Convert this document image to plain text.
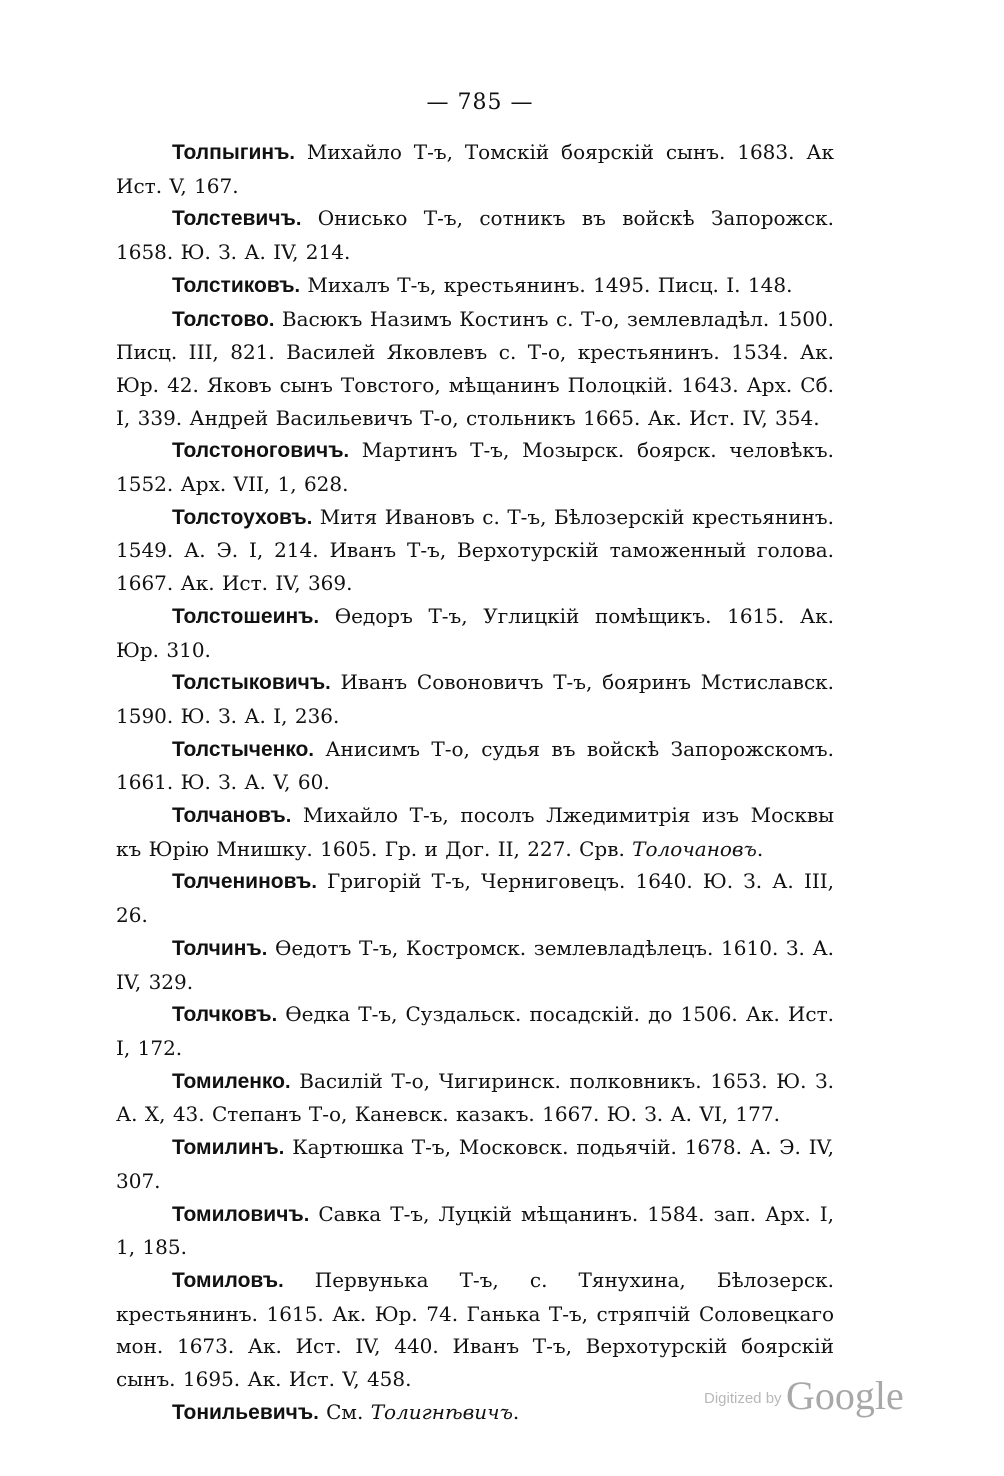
— 785 —

Толпыгинъ. Михайло Т-ъ, Томскій боярскій сынъ. 1683. Ак Ист. V, 167.

Толстевичъ. Онисько Т-ъ, сотникъ въ войскѣ Запорожск. 1658. Ю. З. А. IV, 214.

Толстиковъ. Михалъ Т-ъ, крестьянинъ. 1495. Писц. I. 148.

Толстово. Васюкъ Назимъ Костинъ с. Т-о, землевладѣл. 1500. Писц. III, 821. Василей Яковлевъ с. Т-о, крестьянинъ. 1534. Ак. Юр. 42. Яковъ сынъ Товстого, мѣщанинъ Полоцкій. 1643. Арх. Сб. I, 339. Андрей Васильевичъ Т-о, стольникъ 1665. Ак. Ист. IV, 354.

Толстоноговичъ. Мартинъ Т-ъ, Мозырск. боярск. человѣкъ. 1552. Арх. VII, 1, 628.

Толстоуховъ. Митя Ивановъ с. Т-ъ, Бѣлозерскій крестьянинъ. 1549. А. Э. I, 214. Иванъ Т-ъ, Верхотурскій таможенный голова. 1667. Ак. Ист. IV, 369.

Толстошеинъ. Ѳедоръ Т-ъ, Углицкій помѣщикъ. 1615. Ак. Юр. 310.

Толстыковичъ. Иванъ Совоновичъ Т-ъ, бояринъ Мстиславск. 1590. Ю. З. А. I, 236.

Толстыченко. Анисимъ Т-о, судья въ войскѣ Запорожскомъ. 1661. Ю. З. А. V, 60.

Толчановъ. Михайло Т-ъ, посолъ Лжедимитрія изъ Москвы къ Юрію Мнишку. 1605. Гр. и Дог. II, 227. Срв. Толочановъ.

Толчениновъ. Григорій Т-ъ, Черниговецъ. 1640. Ю. З. А. III, 26.

Толчинъ. Ѳедотъ Т-ъ, Костромск. землевладѣлецъ. 1610. З. А. IV, 329.

Толчковъ. Ѳедка Т-ъ, Суздальск. посадскій. до 1506. Ак. Ист. I, 172.

Томиленко. Василій Т-о, Чигиринск. полковникъ. 1653. Ю. З. А. X, 43. Степанъ Т-о, Каневск. казакъ. 1667. Ю. З. А. VI, 177.

Томилинъ. Картюшка Т-ъ, Московск. подьячій. 1678. А. Э. IV, 307.

Томиловичъ. Савка Т-ъ, Луцкій мѣщанинъ. 1584. зап. Арх. I, 1, 185.

Томиловъ. Первунька Т-ъ, с. Тянухина, Бѣлозерск. крестьянинъ. 1615. Ак. Юр. 74. Ганька Т-ъ, стряпчій Соловецкаго мон. 1673. Ак. Ист. IV, 440. Иванъ Т-ъ, Верхотурскій боярскій сынъ. 1695. Ак. Ист. V, 458.

Тонильевичъ. См. Толигнѣвичъ.

Digitized by Google
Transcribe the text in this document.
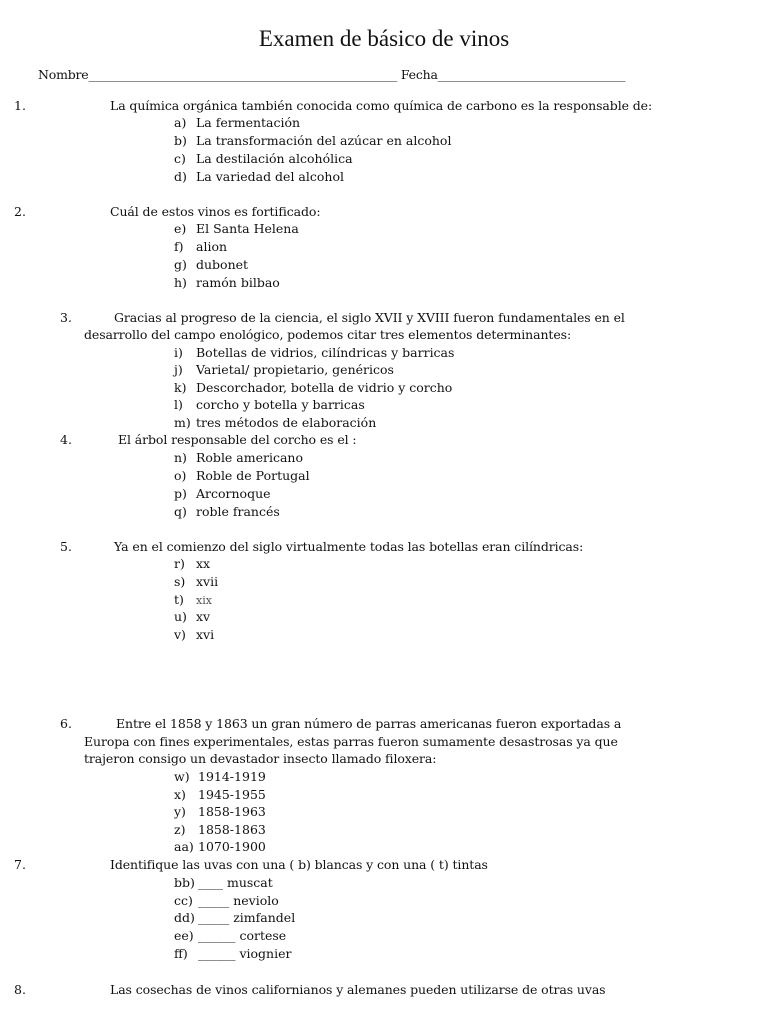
Examen de básico de vinos
Nombre___________________________________________________ Fecha_______________________________
1.	La química orgánica también conocida como química de carbono es la responsable de:
a) La fermentación
b) La transformación del azúcar en alcohol
c) La destilación alcohólica
d) La variedad del alcohol
2.	Cuál de estos vinos es fortificado:
e) El Santa Helena
f) alion
g) dubonet
h) ramón bilbao
3.	Gracias al progreso de la ciencia, el siglo XVII y XVIII fueron fundamentales en el
desarrollo del campo enológico, podemos citar tres elementos determinantes:
i) Botellas de vidrios, cilíndricas y barricas
j) Varietal/ propietario, genéricos
k) Descorchador, botella de vidrio y corcho
l) corcho y botella y barricas
m) tres métodos de elaboración
4.	El árbol responsable del corcho es el :
n) Roble americano
o) Roble de Portugal
p) Arcornoque
q) roble francés
5.	Ya en el comienzo del siglo virtualmente todas las botellas eran cilíndricas:
r) xx
s) xvii
t) xix
u) xv
v) xvi
6.	Entre el 1858 y 1863 un gran número de parras americanas fueron exportadas a
Europa con fines experimentales, estas parras fueron sumamente desastrosas ya que
trajeron consigo un devastador insecto llamado filoxera:
w) 1914-1919
x) 1945-1955
y) 1858-1963
z) 1858-1863
aa) 1070-1900
7.	Identifique las uvas con una ( b) blancas y con una ( t) tintas
bb) ____ muscat
cc) _____ neviolo
dd) _____ zimfandel
ee) ______ cortese
ff) ______ viognier
8.	Las cosechas de vinos californianos y alemanes pueden utilizarse de otras uvas
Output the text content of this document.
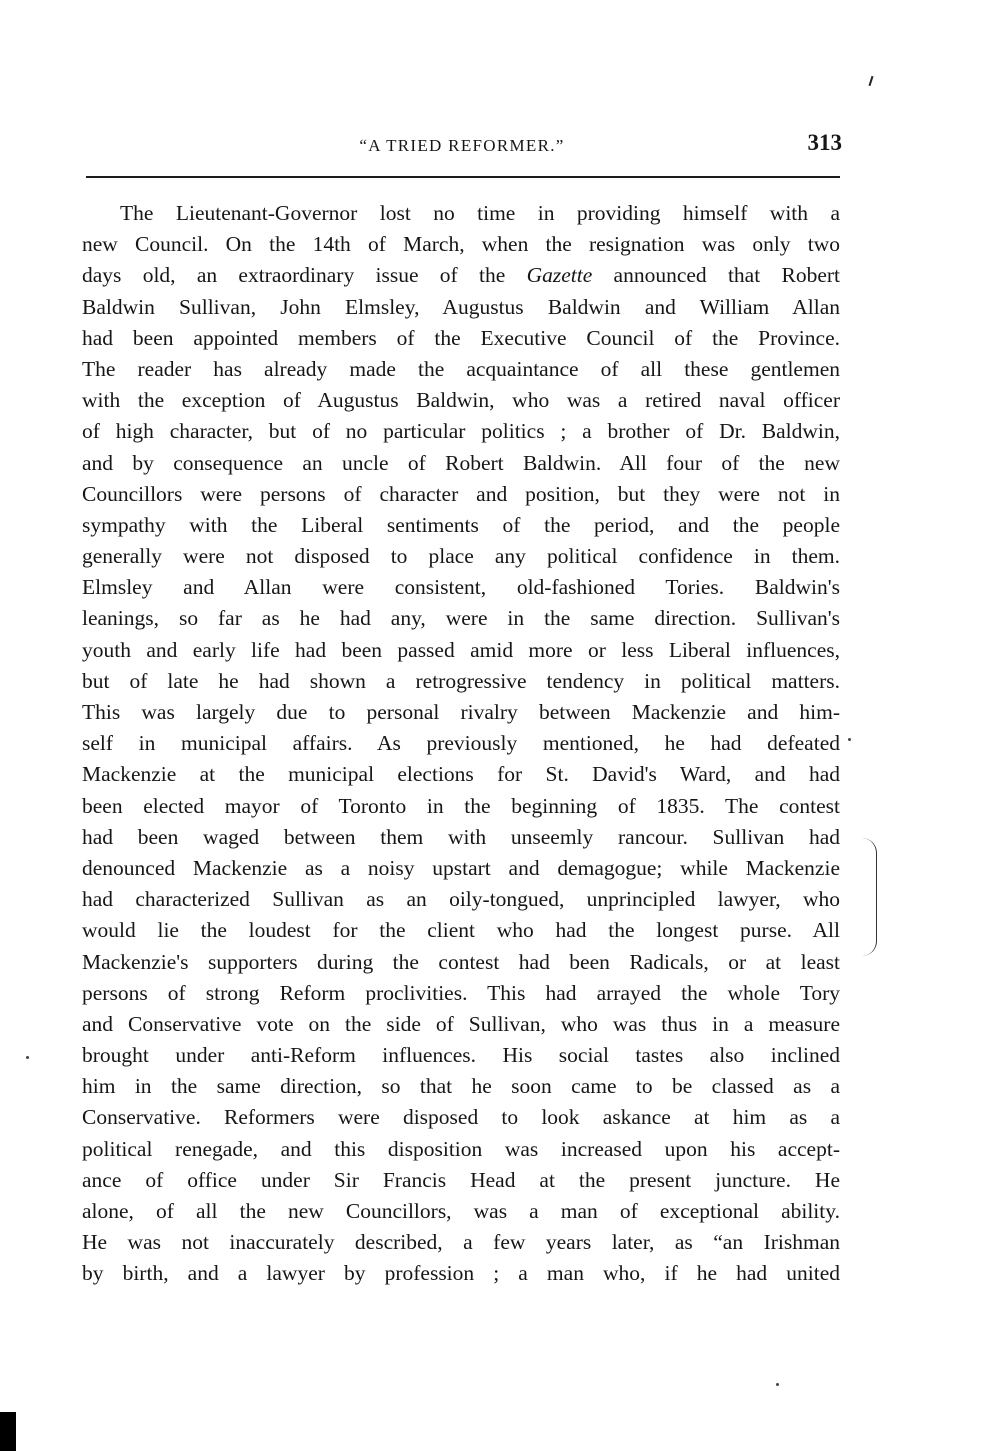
“A TRIED REFORMER.”	313
The Lieutenant-Governor lost no time in providing himself with a
new Council. On the 14th of March, when the resignation was only two
days old, an extraordinary issue of the Gazette announced that Robert
Baldwin Sullivan, John Elmsley, Augustus Baldwin and William Allan
had been appointed members of the Executive Council of the Province.
The reader has already made the acquaintance of all these gentlemen
with the exception of Augustus Baldwin, who was a retired naval officer
of high character, but of no particular politics ; a brother of Dr. Baldwin,
and by consequence an uncle of Robert Baldwin. All four of the new
Councillors were persons of character and position, but they were not in
sympathy with the Liberal sentiments of the period, and the people
generally were not disposed to place any political confidence in them.
Elmsley and Allan were consistent, old-fashioned Tories. Baldwin's
leanings, so far as he had any, were in the same direction. Sullivan's
youth and early life had been passed amid more or less Liberal influences,
but of late he had shown a retrogressive tendency in political matters.
This was largely due to personal rivalry between Mackenzie and him-
self in municipal affairs. As previously mentioned, he had defeated
Mackenzie at the municipal elections for St. David's Ward, and had
been elected mayor of Toronto in the beginning of 1835. The contest
had been waged between them with unseemly rancour. Sullivan had
denounced Mackenzie as a noisy upstart and demagogue; while Mackenzie
had characterized Sullivan as an oily-tongued, unprincipled lawyer, who
would lie the loudest for the client who had the longest purse. All
Mackenzie's supporters during the contest had been Radicals, or at least
persons of strong Reform proclivities. This had arrayed the whole Tory
and Conservative vote on the side of Sullivan, who was thus in a measure
brought under anti-Reform influences. His social tastes also inclined
him in the same direction, so that he soon came to be classed as a
Conservative. Reformers were disposed to look askance at him as a
political renegade, and this disposition was increased upon his accept-
ance of office under Sir Francis Head at the present juncture. He
alone, of all the new Councillors, was a man of exceptional ability.
He was not inaccurately described, a few years later, as “an Irishman
by birth, and a lawyer by profession ; a man who, if he had united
■ ■ ■
* _TASK TO COMPLETE_:
Can you restate all the records above word for word while dropping the pictures?

* _WRITTEN ANSWER_:
Convert this document image to plain text.
— 785 —

Толпыгинъ. Михайло Т-ъ, Томскій боярскій сынъ. 1683. Ак Ист. V, 167.

Толстевичъ. Онисько Т-ъ, сотникъ въ войскѣ Запорожск. 1658. Ю. З. А. IV, 214.

Толстиковъ. Михалъ Т-ъ, крестьянинъ. 1495. Писц. I. 148.

Толстово. Васюкъ Назимъ Костинъ с. Т-о, землевладѣл. 1500. Писц. III, 821. Василей Яковлевъ с. Т-о, крестьянинъ. 1534. Ак. Юр. 42. Яковъ сынъ Товстого, мѣщанинъ Полоцкій. 1643. Арх. Сб. I, 339. Андрей Васильевичъ Т-о, стольникъ 1665. Ак. Ист. IV, 354.

Толстоноговичъ. Мартинъ Т-ъ, Мозырск. боярск. человѣкъ. 1552. Арх. VII, 1, 628.

Толстоуховъ. Митя Ивановъ с. Т-ъ, Бѣлозерскій крестьянинъ. 1549. А. Э. I, 214. Иванъ Т-ъ, Верхотурскій таможенный голова. 1667. Ак. Ист. IV, 369.

Толстошеинъ. Ѳедоръ Т-ъ, Углицкій помѣщикъ. 1615. Ак. Юр. 310.

Толстыковичъ. Иванъ Совоновичъ Т-ъ, бояринъ Мстиславск. 1590. Ю. З. А. I, 236.

Толстыченко. Анисимъ Т-о, судья въ войскѣ Запорожскомъ. 1661. Ю. З. А. V, 60.

Толчановъ. Михайло Т-ъ, посолъ Лжедимитрія изъ Москвы къ Юрію Мнишку. 1605. Гр. и Дог. II, 227. Срв. Толочановъ.

Толчениновъ. Григорій Т-ъ, Черниговецъ. 1640. Ю. З. А. III, 26.

Толчинъ. Ѳедотъ Т-ъ, Костромск. землевладѣлецъ. 1610. З. А. IV, 329.

Толчковъ. Ѳедка Т-ъ, Суздальск. посадскій. до 1506. Ак. Ист. I, 172.

Томиленко. Василій Т-о, Чигиринск. полковникъ. 1653. Ю. З. А. X, 43. Степанъ Т-о, Каневск. казакъ. 1667. Ю. З. А. VI, 177.

Томилинъ. Картюшка Т-ъ, Московск. подьячій. 1678. А. Э. IV, 307.

Томиловичъ. Савка Т-ъ, Луцкій мѣщанинъ. 1584. зап. Арх. I, 1, 185.

Томиловъ. Первунька Т-ъ, с. Тянухина, Бѣлозерск. крестьянинъ. 1615. Ак. Юр. 74. Ганька Т-ъ, стряпчій Соловецкаго мон. 1673. Ак. Ист. IV, 440. Иванъ Т-ъ, Верхотурскій боярскій сынъ. 1695. Ак. Ист. V, 458.

Тонильевичъ. См. Толигнѣвичъ.

Digitized by Google
Transcribe the text in this document.
Examen de básico de vinos
Nombre___________________________________________________ Fecha_______________________________
1.	La química orgánica también conocida como química de carbono es la responsable de:
a) La fermentación
b) La transformación del azúcar en alcohol
c) La destilación alcohólica
d) La variedad del alcohol
2.	Cuál de estos vinos es fortificado:
e) El Santa Helena
f) alion
g) dubonet
h) ramón bilbao
3.	Gracias al progreso de la ciencia, el siglo XVII y XVIII fueron fundamentales en el
desarrollo del campo enológico, podemos citar tres elementos determinantes:
i) Botellas de vidrios, cilíndricas y barricas
j) Varietal/ propietario, genéricos
k) Descorchador, botella de vidrio y corcho
l) corcho y botella y barricas
m) tres métodos de elaboración
4.	El árbol responsable del corcho es el :
n) Roble americano
o) Roble de Portugal
p) Arcornoque
q) roble francés
5.	Ya en el comienzo del siglo virtualmente todas las botellas eran cilíndricas:
r) xx
s) xvii
t) xix
u) xv
v) xvi
6.	Entre el 1858 y 1863 un gran número de parras americanas fueron exportadas a
Europa con fines experimentales, estas parras fueron sumamente desastrosas ya que
trajeron consigo un devastador insecto llamado filoxera:
w) 1914-1919
x) 1945-1955
y) 1858-1963
z) 1858-1863
aa) 1070-1900
7.	Identifique las uvas con una ( b) blancas y con una ( t) tintas
bb) ____ muscat
cc) _____ neviolo
dd) _____ zimfandel
ee) ______ cortese
ff) ______ viognier
8.	Las cosechas de vinos californianos y alemanes pueden utilizarse de otras uvas
Output the text content of this document.
“A TRIED REFORMER.”	313
The Lieutenant-Governor lost no time in providing himself with a
new Council. On the 14th of March, when the resignation was only two
days old, an extraordinary issue of the Gazette announced that Robert
Baldwin Sullivan, John Elmsley, Augustus Baldwin and William Allan
had been appointed members of the Executive Council of the Province.
The reader has already made the acquaintance of all these gentlemen
with the exception of Augustus Baldwin, who was a retired naval officer
of high character, but of no particular politics ; a brother of Dr. Baldwin,
and by consequence an uncle of Robert Baldwin. All four of the new
Councillors were persons of character and position, but they were not in
sympathy with the Liberal sentiments of the period, and the people
generally were not disposed to place any political confidence in them.
Elmsley and Allan were consistent, old-fashioned Tories. Baldwin's
leanings, so far as he had any, were in the same direction. Sullivan's
youth and early life had been passed amid more or less Liberal influences,
but of late he had shown a retrogressive tendency in political matters.
This was largely due to personal rivalry between Mackenzie and him-
self in municipal affairs. As previously mentioned, he had defeated
Mackenzie at the municipal elections for St. David's Ward, and had
been elected mayor of Toronto in the beginning of 1835. The contest
had been waged between them with unseemly rancour. Sullivan had
denounced Mackenzie as a noisy upstart and demagogue; while Mackenzie
had characterized Sullivan as an oily-tongued, unprincipled lawyer, who
would lie the loudest for the client who had the longest purse. All
Mackenzie's supporters during the contest had been Radicals, or at least
persons of strong Reform proclivities. This had arrayed the whole Tory
and Conservative vote on the side of Sullivan, who was thus in a measure
brought under anti-Reform influences. His social tastes also inclined
him in the same direction, so that he soon came to be classed as a
Conservative. Reformers were disposed to look askance at him as a
political renegade, and this disposition was increased upon his accept-
ance of office under Sir Francis Head at the present juncture. He
alone, of all the new Councillors, was a man of exceptional ability.
He was not inaccurately described, a few years later, as “an Irishman
by birth, and a lawyer by profession ; a man who, if he had united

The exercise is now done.